[A run of records]
- - - - - - -

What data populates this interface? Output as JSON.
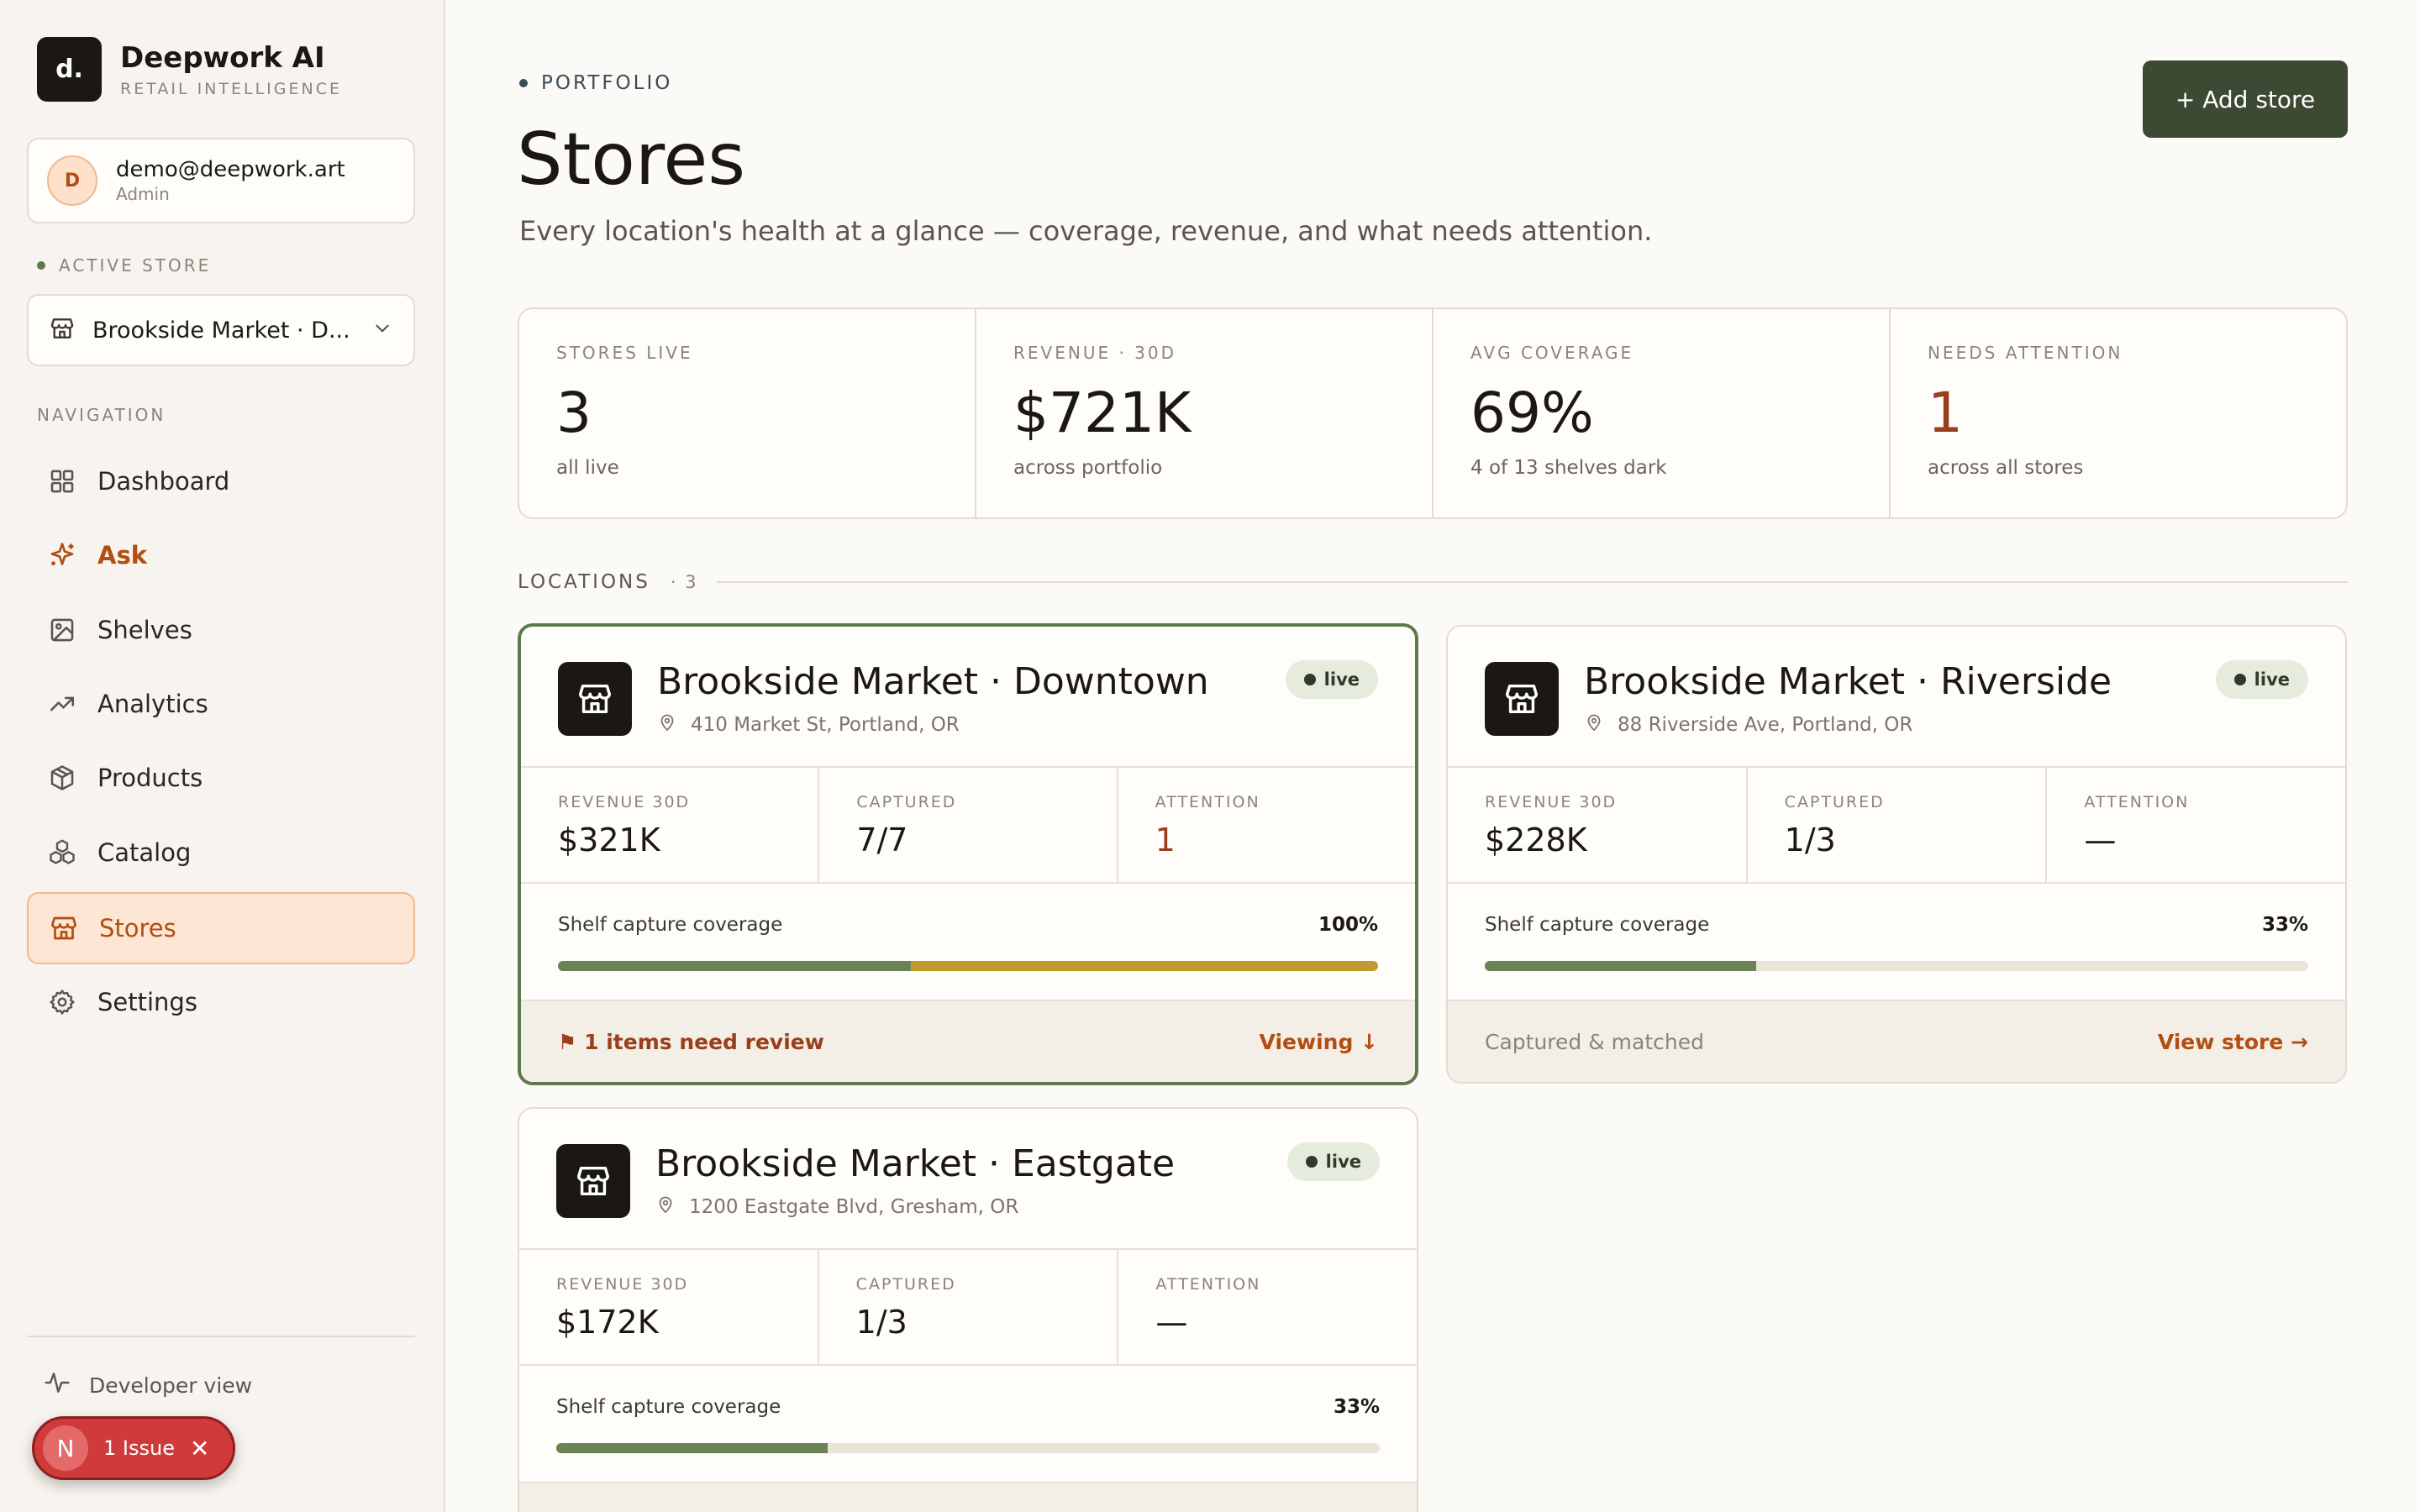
{
  "brand": {
    "logo": "d.",
    "name": "Deepwork AI",
    "tagline": "RETAIL INTELLIGENCE"
  },
  "user": {
    "initial": "D",
    "email": "demo@deepwork.art",
    "role": "Admin"
  },
  "active_store": {
    "label": "ACTIVE STORE",
    "value": "Brookside Market · D..."
  },
  "navigation": {
    "label": "NAVIGATION",
    "items": [
      {
        "label": "Dashboard",
        "icon": "grid-icon"
      },
      {
        "label": "Ask",
        "icon": "sparkle-icon"
      },
      {
        "label": "Shelves",
        "icon": "image-icon"
      },
      {
        "label": "Analytics",
        "icon": "trend-icon"
      },
      {
        "label": "Products",
        "icon": "box-icon"
      },
      {
        "label": "Catalog",
        "icon": "boxes-icon"
      },
      {
        "label": "Stores",
        "icon": "store-icon",
        "active": true
      },
      {
        "label": "Settings",
        "icon": "gear-icon"
      }
    ]
  },
  "developer_view": "Developer view",
  "issue_pill": {
    "initial": "N",
    "text": "1 Issue",
    "close": "✕"
  },
  "header": {
    "eyebrow": "PORTFOLIO",
    "title": "Stores",
    "subtitle": "Every location's health at a glance — coverage, revenue, and what needs attention.",
    "add_button": "+ Add store"
  },
  "stats": [
    {
      "label": "STORES LIVE",
      "value": "3",
      "note": "all live"
    },
    {
      "label": "REVENUE · 30D",
      "value": "$721K",
      "note": "across portfolio"
    },
    {
      "label": "AVG COVERAGE",
      "value": "69%",
      "note": "4 of 13 shelves dark"
    },
    {
      "label": "NEEDS ATTENTION",
      "value": "1",
      "note": "across all stores"
    }
  ],
  "locations": {
    "title": "LOCATIONS",
    "count": "· 3",
    "cards": [
      {
        "name": "Brookside Market · Downtown",
        "address": "410 Market St, Portland, OR",
        "status": "live",
        "metrics": [
          {
            "label": "REVENUE 30D",
            "value": "$321K"
          },
          {
            "label": "CAPTURED",
            "value": "7/7"
          },
          {
            "label": "ATTENTION",
            "value": "1"
          }
        ],
        "coverage_label": "Shelf capture coverage",
        "coverage_pct": "100%",
        "coverage_matched": 0.43,
        "coverage_total": 1.0,
        "footer_left": "⚑ 1 items need review",
        "footer_right": "Viewing ↓"
      },
      {
        "name": "Brookside Market · Riverside",
        "address": "88 Riverside Ave, Portland, OR",
        "status": "live",
        "metrics": [
          {
            "label": "REVENUE 30D",
            "value": "$228K"
          },
          {
            "label": "CAPTURED",
            "value": "1/3"
          },
          {
            "label": "ATTENTION",
            "value": "—"
          }
        ],
        "coverage_label": "Shelf capture coverage",
        "coverage_pct": "33%",
        "coverage_matched": 0.33,
        "coverage_total": 0.33,
        "footer_left": "Captured & matched",
        "footer_right": "View store →"
      },
      {
        "name": "Brookside Market · Eastgate",
        "address": "1200 Eastgate Blvd, Gresham, OR",
        "status": "live",
        "metrics": [
          {
            "label": "REVENUE 30D",
            "value": "$172K"
          },
          {
            "label": "CAPTURED",
            "value": "1/3"
          },
          {
            "label": "ATTENTION",
            "value": "—"
          }
        ],
        "coverage_label": "Shelf capture coverage",
        "coverage_pct": "33%",
        "coverage_matched": 0.33,
        "coverage_total": 0.33
      }
    ]
  },
  "colors": {
    "accent": "#b24d14",
    "primary_button": "#3d4a33",
    "coverage_matched": "#6b8254",
    "coverage_unmatched": "#c29a2e",
    "warning_text": "#9a3e1c"
  }
}
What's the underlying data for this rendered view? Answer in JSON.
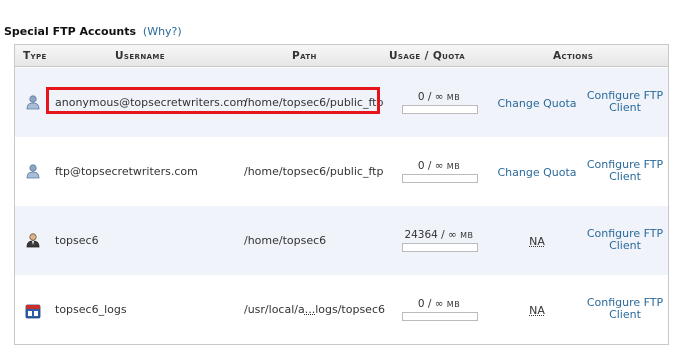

- - - - - - -

The records above are to be reproduced exactly; the pictures are to be left out.

What data populates this interface? Output as JSON.
{
  "brand": {
    "logo": "d.",
    "name": "Deepwork AI",
    "tagline": "RETAIL INTELLIGENCE"
  },
  "user": {
    "initial": "D",
    "email": "demo@deepwork.art",
    "role": "Admin"
  },
  "active_store": {
    "label": "ACTIVE STORE",
    "value": "Brookside Market · D..."
  },
  "navigation": {
    "label": "NAVIGATION",
    "items": [
      {
        "label": "Dashboard",
        "icon": "grid-icon"
      },
      {
        "label": "Ask",
        "icon": "sparkle-icon"
      },
      {
        "label": "Shelves",
        "icon": "image-icon"
      },
      {
        "label": "Analytics",
        "icon": "trend-icon"
      },
      {
        "label": "Products",
        "icon": "box-icon"
      },
      {
        "label": "Catalog",
        "icon": "boxes-icon"
      },
      {
        "label": "Stores",
        "icon": "store-icon",
        "active": true
      },
      {
        "label": "Settings",
        "icon": "gear-icon"
      }
    ]
  },
  "developer_view": "Developer view",
  "issue_pill": {
    "initial": "N",
    "text": "1 Issue",
    "close": "✕"
  },
  "header": {
    "eyebrow": "PORTFOLIO",
    "title": "Stores",
    "subtitle": "Every location's health at a glance — coverage, revenue, and what needs attention.",
    "add_button": "+ Add store"
  },
  "stats": [
    {
      "label": "STORES LIVE",
      "value": "3",
      "note": "all live"
    },
    {
      "label": "REVENUE · 30D",
      "value": "$721K",
      "note": "across portfolio"
    },
    {
      "label": "AVG COVERAGE",
      "value": "69%",
      "note": "4 of 13 shelves dark"
    },
    {
      "label": "NEEDS ATTENTION",
      "value": "1",
      "note": "across all stores"
    }
  ],
  "locations": {
    "title": "LOCATIONS",
    "count": "· 3",
    "cards": [
      {
        "name": "Brookside Market · Downtown",
        "address": "410 Market St, Portland, OR",
        "status": "live",
        "metrics": [
          {
            "label": "REVENUE 30D",
            "value": "$321K"
          },
          {
            "label": "CAPTURED",
            "value": "7/7"
          },
          {
            "label": "ATTENTION",
            "value": "1"
          }
        ],
        "coverage_label": "Shelf capture coverage",
        "coverage_pct": "100%",
        "coverage_matched": 0.43,
        "coverage_total": 1.0,
        "footer_left": "⚑ 1 items need review",
        "footer_right": "Viewing ↓"
      },
      {
        "name": "Brookside Market · Riverside",
        "address": "88 Riverside Ave, Portland, OR",
        "status": "live",
        "metrics": [
          {
            "label": "REVENUE 30D",
            "value": "$228K"
          },
          {
            "label": "CAPTURED",
            "value": "1/3"
          },
          {
            "label": "ATTENTION",
            "value": "—"
          }
        ],
        "coverage_label": "Shelf capture coverage",
        "coverage_pct": "33%",
        "coverage_matched": 0.33,
        "coverage_total": 0.33,
        "footer_left": "Captured & matched",
        "footer_right": "View store →"
      },
      {
        "name": "Brookside Market · Eastgate",
        "address": "1200 Eastgate Blvd, Gresham, OR",
        "status": "live",
        "metrics": [
          {
            "label": "REVENUE 30D",
            "value": "$172K"
          },
          {
            "label": "CAPTURED",
            "value": "1/3"
          },
          {
            "label": "ATTENTION",
            "value": "—"
          }
        ],
        "coverage_label": "Shelf capture coverage",
        "coverage_pct": "33%",
        "coverage_matched": 0.33,
        "coverage_total": 0.33
      }
    ]
  },
  "colors": {
    "accent": "#b24d14",
    "primary_button": "#3d4a33",
    "coverage_matched": "#6b8254",
    "coverage_unmatched": "#c29a2e",
    "warning_text": "#9a3e1c"
  }
}
What's the underlying data for this rendered view? Answer in JSON.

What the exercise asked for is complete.